[Start Data supplied]

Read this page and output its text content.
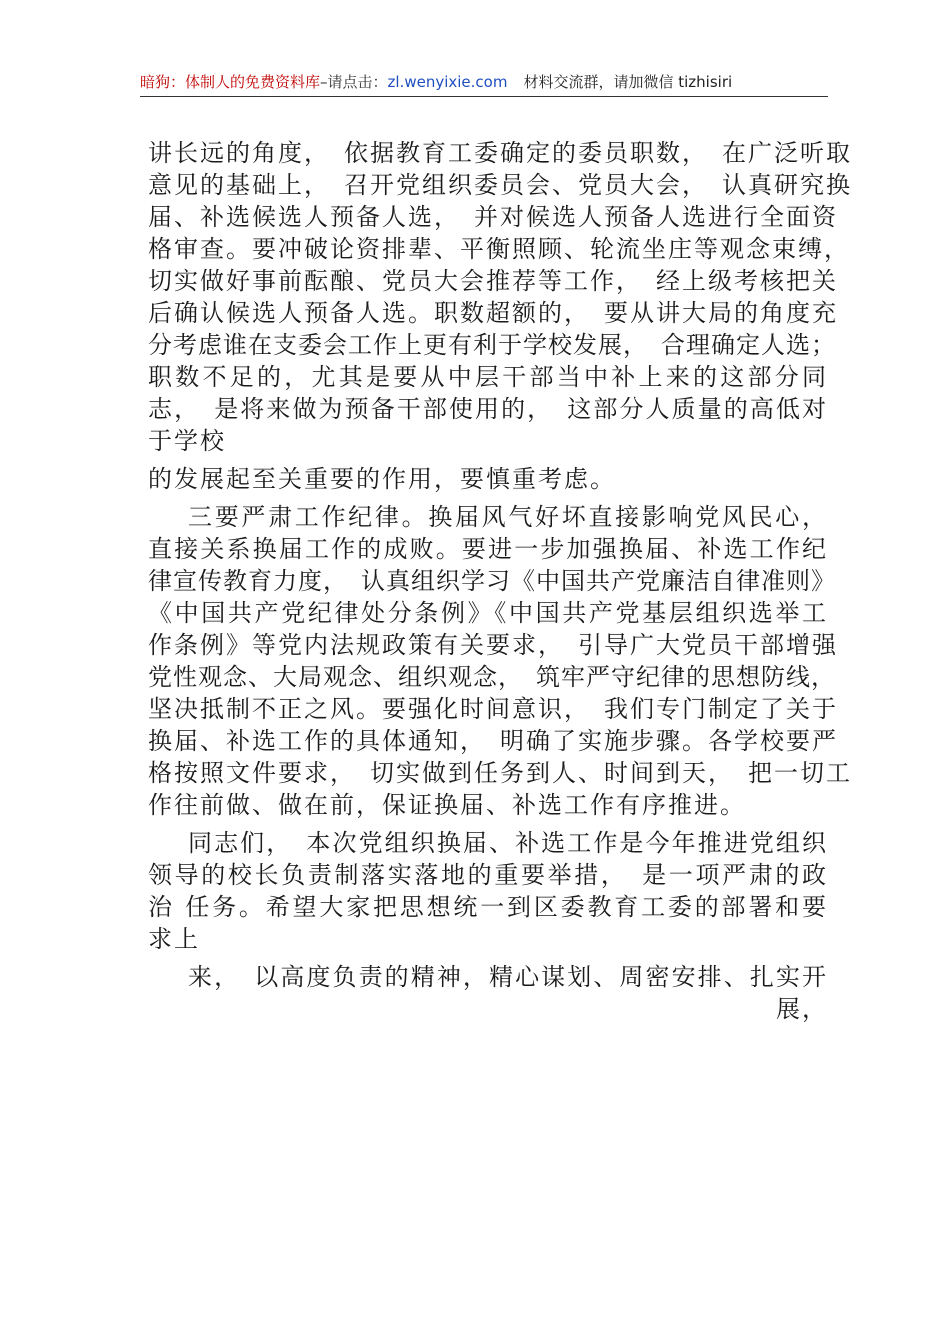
暗狗：体制人的免费资料库–请点击：zl.wenyixie.com 材料交流群，请加微信 tizhisiri
讲长远的角度，　依据教育工委确定的委员职数，　在广泛听取
意见的基础上，　召开党组织委员会、党员大会，　认真研究换
届、补选候选人预备人选，　并对候选人预备人选进行全面资
格审查。要冲破论资排辈、平衡照顾、轮流坐庄等观念束缚，
切实做好事前酝酿、党员大会推荐等工作，　经上级考核把关
后确认候选人预备人选。职数超额的，　要从讲大局的角度充
分考虑谁在支委会工作上更有利于学校发展，　合理确定人选；
职数不足的，尤其是要从中层干部当中补上来的这部分同
志，　是将来做为预备干部使用的，　这部分人质量的高低对
于学校
的发展起至关重要的作用，要慎重考虑。
三要严肃工作纪律。换届风气好坏直接影响党风民心，
直接关系换届工作的成败。要进一步加强换届、补选工作纪
律宣传教育力度，　认真组织学习《中国共产党廉洁自律准则》
《中国共产党纪律处分条例》《中国共产党基层组织选举工
作条例》等党内法规政策有关要求，　引导广大党员干部增强
党性观念、大局观念、组织观念，　筑牢严守纪律的思想防线，
坚决抵制不正之风。要强化时间意识，　我们专门制定了关于
换届、补选工作的具体通知，　明确了实施步骤。各学校要严
格按照文件要求，　切实做到任务到人、时间到天，　把一切工
作往前做、做在前，保证换届、补选工作有序推进。
同志们，　本次党组织换届、补选工作是今年推进党组织
领导的校长负责制落实落地的重要举措，　是一项严肃的政
治 任务。希望大家把思想统一到区委教育工委的部署和要
求上
来，　以高度负责的精神，精心谋划、周密安排、扎实开
展，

[End Data supplied]

Task brief
Reproduce the records, all of them, word for word; omit the pictures.

Correct output
Read this page and output its text content.
暗狗：体制人的免费资料库–请点击：zl.wenyixie.com 材料交流群，请加微信 tizhisiri
讲长远的角度，　依据教育工委确定的委员职数，　在广泛听取
意见的基础上，　召开党组织委员会、党员大会，　认真研究换
届、补选候选人预备人选，　并对候选人预备人选进行全面资
格审查。要冲破论资排辈、平衡照顾、轮流坐庄等观念束缚，
切实做好事前酝酿、党员大会推荐等工作，　经上级考核把关
后确认候选人预备人选。职数超额的，　要从讲大局的角度充
分考虑谁在支委会工作上更有利于学校发展，　合理确定人选；
职数不足的，尤其是要从中层干部当中补上来的这部分同
志，　是将来做为预备干部使用的，　这部分人质量的高低对
于学校
的发展起至关重要的作用，要慎重考虑。
三要严肃工作纪律。换届风气好坏直接影响党风民心，
直接关系换届工作的成败。要进一步加强换届、补选工作纪
律宣传教育力度，　认真组织学习《中国共产党廉洁自律准则》
《中国共产党纪律处分条例》《中国共产党基层组织选举工
作条例》等党内法规政策有关要求，　引导广大党员干部增强
党性观念、大局观念、组织观念，　筑牢严守纪律的思想防线，
坚决抵制不正之风。要强化时间意识，　我们专门制定了关于
换届、补选工作的具体通知，　明确了实施步骤。各学校要严
格按照文件要求，　切实做到任务到人、时间到天，　把一切工
作往前做、做在前，保证换届、补选工作有序推进。
同志们，　本次党组织换届、补选工作是今年推进党组织
领导的校长负责制落实落地的重要举措，　是一项严肃的政
治 任务。希望大家把思想统一到区委教育工委的部署和要
求上
来，　以高度负责的精神，精心谋划、周密安排、扎实开
展，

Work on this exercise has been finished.